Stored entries

....

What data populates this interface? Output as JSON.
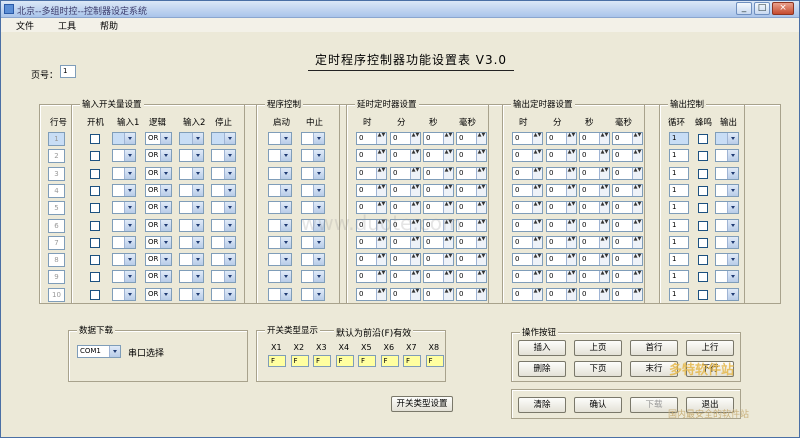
{
  "window": {
    "title": "北京--多组时控--控制器设定系统",
    "min": "_",
    "max": "□",
    "close": "×"
  },
  "menu": [
    "文件",
    "工具",
    "帮助"
  ],
  "page_no": {
    "label": "页号：",
    "value": "1"
  },
  "form_title": "定时程序控制器功能设置表 V3.0",
  "row_header": "行号",
  "row_numbers": [
    "1",
    "2",
    "3",
    "4",
    "5",
    "6",
    "7",
    "8",
    "9",
    "10"
  ],
  "groups": {
    "input": {
      "title": "输入开关量设置",
      "headers": [
        "开机",
        "输入1",
        "逻辑",
        "输入2",
        "停止"
      ],
      "logic_value": "OR"
    },
    "program": {
      "title": "程序控制",
      "headers": [
        "启动",
        "中止"
      ]
    },
    "delay": {
      "title": "延时定时器设置",
      "headers": [
        "时",
        "分",
        "秒",
        "毫秒"
      ]
    },
    "output_timer": {
      "title": "输出定时器设置",
      "headers": [
        "时",
        "分",
        "秒",
        "毫秒"
      ]
    },
    "output_ctrl": {
      "title": "输出控制",
      "headers": [
        "循环",
        "蜂鸣",
        "输出"
      ]
    }
  },
  "spin_value": "0",
  "cycle_value": "1",
  "data_download": {
    "title": "数据下载",
    "port": "COM1",
    "port_label": "串口选择"
  },
  "switch_type": {
    "title": "开关类型显示",
    "note": "默认为前沿(F)有效",
    "labels": [
      "X1",
      "X2",
      "X3",
      "X4",
      "X5",
      "X6",
      "X7",
      "X8"
    ],
    "values": [
      "F",
      "F",
      "F",
      "F",
      "F",
      "F",
      "F",
      "F"
    ],
    "button": "开关类型设置"
  },
  "operations": {
    "title": "操作按钮",
    "buttons": [
      "插入",
      "上页",
      "首行",
      "上行",
      "删除",
      "下页",
      "末行",
      "下行"
    ],
    "bottom": [
      "清除",
      "确认",
      "下载",
      "退出"
    ]
  },
  "watermark": {
    "line1": "多特软件站",
    "line2": "国内最安全的软件站",
    "center": "www.duote.com"
  }
}
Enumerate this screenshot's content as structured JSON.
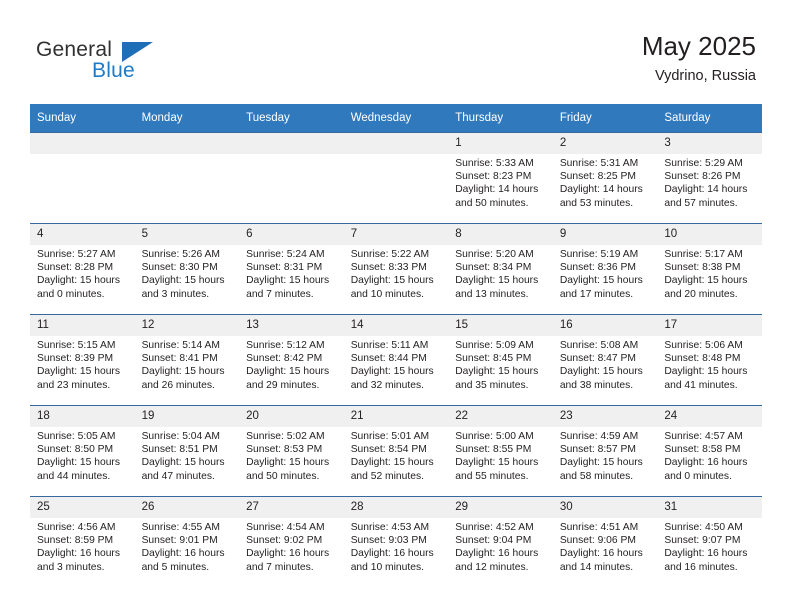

....

**Exercise objective:** Filter the records down to the lines that contain the string "this", and copy those lines.

**Finished exercise:**
What data populates this interface? Output as JSON.
Enumerate this screenshot's content as structured JSON.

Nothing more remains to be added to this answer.